Problem statement: Copy every entry word for word, but skip the pictures.
○ ○ ○ ○ ○ ○ ○
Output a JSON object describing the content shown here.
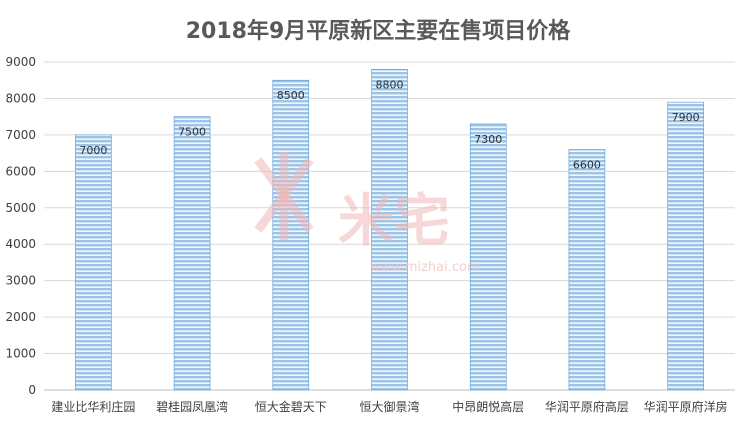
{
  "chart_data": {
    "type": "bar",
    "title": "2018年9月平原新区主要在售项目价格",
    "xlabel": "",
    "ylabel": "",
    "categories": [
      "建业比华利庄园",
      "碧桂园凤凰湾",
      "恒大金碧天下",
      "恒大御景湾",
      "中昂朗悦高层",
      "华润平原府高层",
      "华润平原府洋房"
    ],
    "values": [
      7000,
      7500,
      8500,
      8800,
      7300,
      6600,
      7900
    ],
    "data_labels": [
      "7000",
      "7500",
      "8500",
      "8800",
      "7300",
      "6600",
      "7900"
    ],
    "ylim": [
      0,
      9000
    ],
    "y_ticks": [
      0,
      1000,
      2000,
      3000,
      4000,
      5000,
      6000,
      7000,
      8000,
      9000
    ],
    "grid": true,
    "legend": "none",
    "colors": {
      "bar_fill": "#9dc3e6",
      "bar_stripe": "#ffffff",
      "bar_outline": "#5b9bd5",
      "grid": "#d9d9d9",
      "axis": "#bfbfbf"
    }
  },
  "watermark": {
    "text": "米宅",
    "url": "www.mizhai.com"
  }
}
○ ○ ○ ○ ○ ○ ○
Response to this task:
Output a JSON object describing the content shown here.
{
  "chart_data": {
    "type": "bar",
    "title": "2018年9月平原新区主要在售项目价格",
    "xlabel": "",
    "ylabel": "",
    "categories": [
      "建业比华利庄园",
      "碧桂园凤凰湾",
      "恒大金碧天下",
      "恒大御景湾",
      "中昂朗悦高层",
      "华润平原府高层",
      "华润平原府洋房"
    ],
    "values": [
      7000,
      7500,
      8500,
      8800,
      7300,
      6600,
      7900
    ],
    "data_labels": [
      "7000",
      "7500",
      "8500",
      "8800",
      "7300",
      "6600",
      "7900"
    ],
    "ylim": [
      0,
      9000
    ],
    "y_ticks": [
      0,
      1000,
      2000,
      3000,
      4000,
      5000,
      6000,
      7000,
      8000,
      9000
    ],
    "grid": true,
    "legend": "none",
    "colors": {
      "bar_fill": "#9dc3e6",
      "bar_stripe": "#ffffff",
      "bar_outline": "#5b9bd5",
      "grid": "#d9d9d9",
      "axis": "#bfbfbf"
    }
  },
  "watermark": {
    "text": "米宅",
    "url": "www.mizhai.com"
  }
}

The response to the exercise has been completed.